• SOURCE EXTRACT
This is the third book in this series and I've enjoyed them all. This one had me chuckling! An elderly Grandmother leading her 15 year old daughter astray! The pictures of the Sheriff chasing them still make me grin!
Lainey O'Toole is a spunky girl and so loving. She has had a rough road in life, and love how she learned to lean on the Lord. She let the Lord teach her forgiveness and how this impacts her life.
Fifteen years ago, Lainey O'Toole made a split-second decision. She couldn't have known that her choice would impact so many. Now in her mid-twenties, she is poised to go to culinary school when her car breaks down in Stoney Ridge, the very Amish town in which her long-reaching decision was made, forcing her to face the shadowed past.
Bess Reihl is less than thrilled to be spending the summer at Rose Hill Farm with her large and intimidating grandmother, Bertha. It quickly becomes clear that she is there to work the farm--and work hard. The labor is made slightly more tolerable by the time it affords Bess to spend with the handsome hired hand, Billy Lapp. But he only has eyes for a flirty and curvaceous older girl.
Lainey's and Bess's worlds are about to collide and the secrets that come to light will shock them both.
Beautifully written, The Search is a skillfully woven story that takes readers through unexpected twists and turns on the long country road toward truth. Fans both old and new will find themselves immersed in this heartwarming--and surprising--tale of young love, forgiveness, and coming to grips with the past.
The opinions express are my own I purchased this book.
I do believe that this is Suzanne's best novel so far! The Lancaster County Secrets Series has always had a good dose of drama, and of course, secrets, but without a doubt, this book was my favorite of all three.
Whenever I see a character with the name Bertha, I always picture a large, perhaps bulky, woman that speaks her mind and someone that won't stand for any backtalk. Well, that was Bertha to a T in this book! There were time when she had me howling with laughter with her funny way of talking, and especially, when she tried to sound smart by using big words that she didn't remotely know what they meant. So, be forewarned...you're in for a treat with this book if only just for Bertha.
Bertha didn't steal the whole show, though. Lainey was another character that really stood out in the story. Without making things too complicated, Lainey was a relation of Bertha, and because of a car breakdown, she found herself in Stoney Ridge. At first for Lainey, it was a temporary situation that over time, became a permanent one. Throughout her life, she's held on to her own batch of secrets, and little does she or Bertha know, these secrets are about to change their lives.

• WHAT YOU NEED TO DO
1 – For the reviews of The Search, say whether each statement agrees with them. Answer yes or no, and support each answer with the deciding words quoted from the reviews. (a) Lainey's car breaks down in Stoney Ridge. (b) Bess spends the summer at Rose Hill Farm with her grandmother Bertha. (c) Billy Lapp only has eyes for Bess.
2 – According to the reviews of The Search, what is Lainey O'Toole about to do in her mid-twenties?
3 – Carry the reviews of The Search forward from their last sentence.

• RECORD EXTRACTS
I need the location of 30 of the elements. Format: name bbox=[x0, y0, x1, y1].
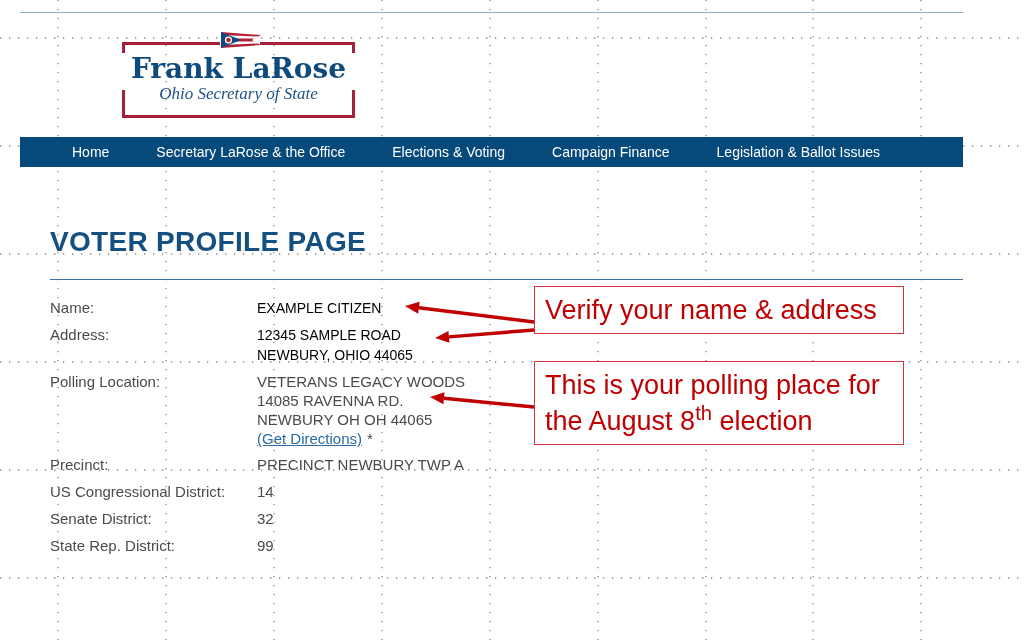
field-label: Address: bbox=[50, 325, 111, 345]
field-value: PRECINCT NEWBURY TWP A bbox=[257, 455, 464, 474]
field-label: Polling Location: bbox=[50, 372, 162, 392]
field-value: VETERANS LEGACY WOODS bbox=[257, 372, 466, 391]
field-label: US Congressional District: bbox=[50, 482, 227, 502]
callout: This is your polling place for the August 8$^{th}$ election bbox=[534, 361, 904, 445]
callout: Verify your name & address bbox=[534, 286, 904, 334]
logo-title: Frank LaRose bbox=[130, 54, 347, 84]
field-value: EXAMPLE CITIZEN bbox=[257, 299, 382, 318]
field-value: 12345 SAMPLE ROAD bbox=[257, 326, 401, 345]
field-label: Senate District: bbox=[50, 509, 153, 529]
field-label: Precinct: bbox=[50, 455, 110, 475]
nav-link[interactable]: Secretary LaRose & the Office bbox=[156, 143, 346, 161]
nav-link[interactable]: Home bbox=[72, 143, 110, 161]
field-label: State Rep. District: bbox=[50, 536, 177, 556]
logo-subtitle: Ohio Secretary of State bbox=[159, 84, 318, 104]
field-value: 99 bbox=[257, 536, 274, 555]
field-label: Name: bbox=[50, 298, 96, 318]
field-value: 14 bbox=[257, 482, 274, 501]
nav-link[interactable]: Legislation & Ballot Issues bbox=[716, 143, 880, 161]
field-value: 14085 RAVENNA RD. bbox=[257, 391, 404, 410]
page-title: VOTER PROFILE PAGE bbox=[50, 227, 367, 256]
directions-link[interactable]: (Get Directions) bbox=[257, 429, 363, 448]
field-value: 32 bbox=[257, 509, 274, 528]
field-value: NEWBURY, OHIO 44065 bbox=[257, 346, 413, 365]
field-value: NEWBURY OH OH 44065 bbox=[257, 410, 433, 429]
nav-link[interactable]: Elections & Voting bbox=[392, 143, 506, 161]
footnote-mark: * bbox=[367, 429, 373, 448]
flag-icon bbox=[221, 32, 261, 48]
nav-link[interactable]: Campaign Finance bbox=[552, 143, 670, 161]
...
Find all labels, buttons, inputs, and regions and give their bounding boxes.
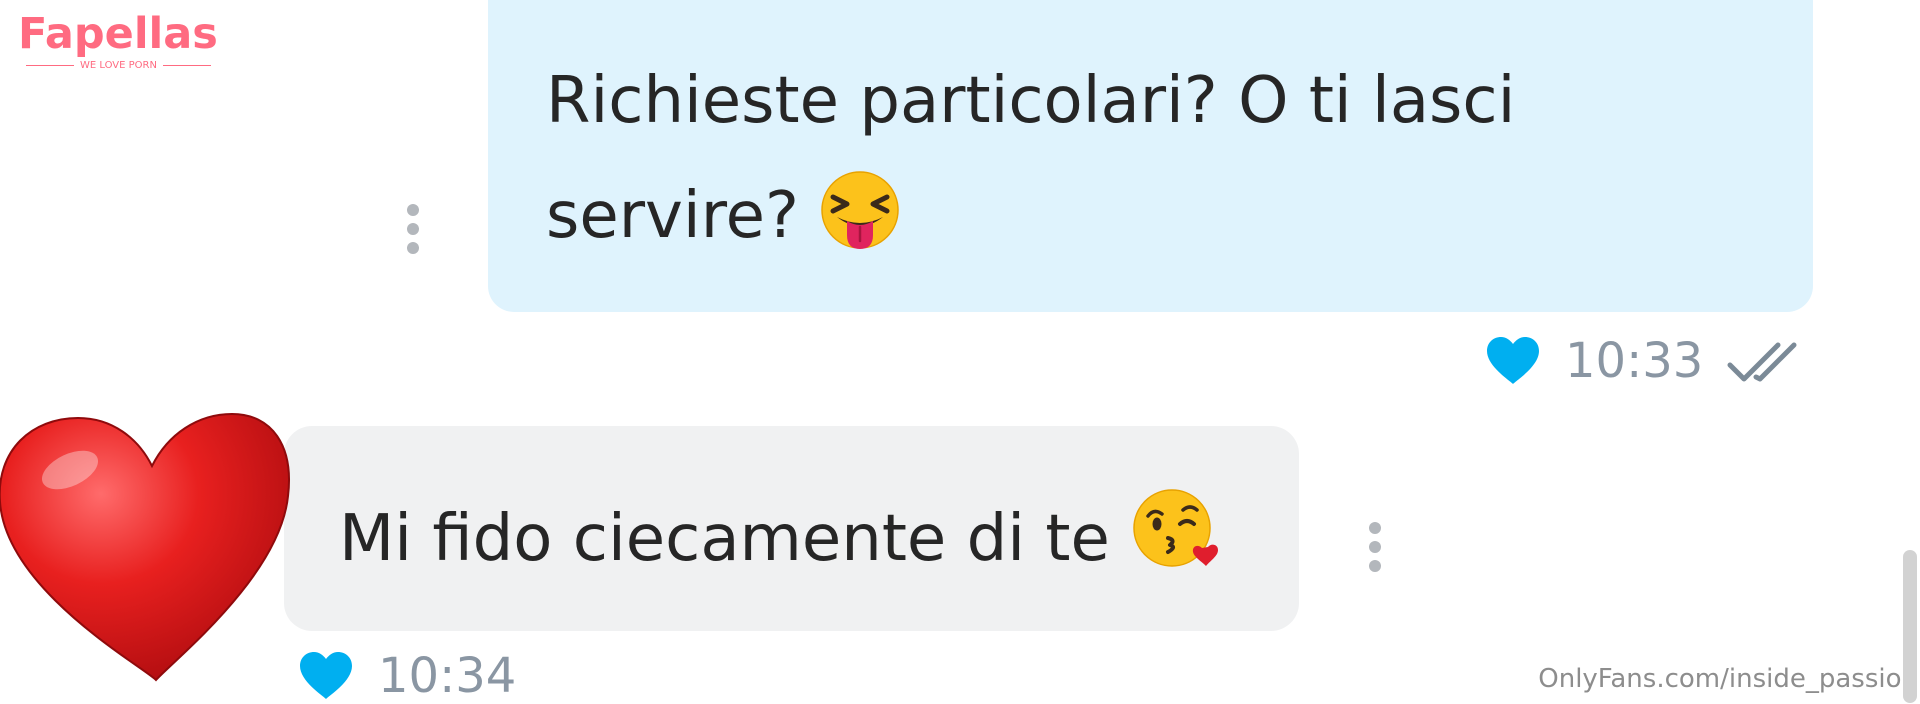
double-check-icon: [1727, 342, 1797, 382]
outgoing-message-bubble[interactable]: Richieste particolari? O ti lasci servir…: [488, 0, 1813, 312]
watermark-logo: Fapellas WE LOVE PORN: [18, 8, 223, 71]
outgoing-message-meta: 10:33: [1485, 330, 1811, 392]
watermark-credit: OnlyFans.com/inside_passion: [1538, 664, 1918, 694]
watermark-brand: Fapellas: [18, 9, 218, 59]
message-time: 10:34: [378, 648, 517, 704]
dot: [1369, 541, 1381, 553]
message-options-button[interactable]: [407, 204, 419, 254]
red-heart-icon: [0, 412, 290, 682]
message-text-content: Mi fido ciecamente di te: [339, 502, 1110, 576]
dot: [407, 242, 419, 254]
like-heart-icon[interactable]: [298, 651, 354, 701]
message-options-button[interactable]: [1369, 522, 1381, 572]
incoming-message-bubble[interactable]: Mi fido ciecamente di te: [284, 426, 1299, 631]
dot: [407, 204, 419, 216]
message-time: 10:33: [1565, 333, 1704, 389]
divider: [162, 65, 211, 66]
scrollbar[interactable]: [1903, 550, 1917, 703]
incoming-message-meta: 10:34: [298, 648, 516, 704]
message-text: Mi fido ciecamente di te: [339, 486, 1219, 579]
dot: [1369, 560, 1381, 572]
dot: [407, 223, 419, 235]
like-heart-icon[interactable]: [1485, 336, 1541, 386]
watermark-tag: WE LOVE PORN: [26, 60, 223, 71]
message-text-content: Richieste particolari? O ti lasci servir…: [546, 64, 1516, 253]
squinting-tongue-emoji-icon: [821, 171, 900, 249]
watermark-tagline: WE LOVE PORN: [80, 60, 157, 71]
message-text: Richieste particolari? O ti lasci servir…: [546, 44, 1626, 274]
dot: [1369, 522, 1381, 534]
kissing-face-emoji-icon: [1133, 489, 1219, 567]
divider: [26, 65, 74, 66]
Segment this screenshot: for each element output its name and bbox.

• RESULTS OF THE EXERCISE
1 –
(a) Yes: "when her car breaks down in Stoney Ridge"
(b) Yes: "Bess Reihl is less than thrilled to be spending the summer at Rose Hill Farm with her large and intimidating grandmother, Bertha."
(c) No: "But he only has eyes for a flirty and curvaceous older girl."

2 – She is poised to go to culinary school.

3 –
Before Lainey could move forward in her life, though, she had to do a little housekeeping...namely in the form of forgiveness to a stepfather that was quite cruel to her. This forgiveness didn't come easily since Simon, her stepfather, had not changed much from the man she knew him to be when she was a child. One comment that her character made in the book stuck with me right through to the end--
"...a few years ago, I went to a church service and the pastor happened to be preaching on the difference between divine forgiveness and human forgiveness. I knew I couldn't forgive others without God's help. He said that we fail in the work of grace and love when there is too much of us and not enough of God. One I understood that and asked for God's help, I was able to forgive Simon and stop condemning him."
In case you're still wondering whether or not you should give this book a chance, let me end the guessing game for you--YES!!! Go get a copy!! You will be so glad that you did, I can promise you that. :o)
Never a disappointment with Suzanne's books. The Search is such a great mixture of humor and family drama with some romance woven through the pages, as well.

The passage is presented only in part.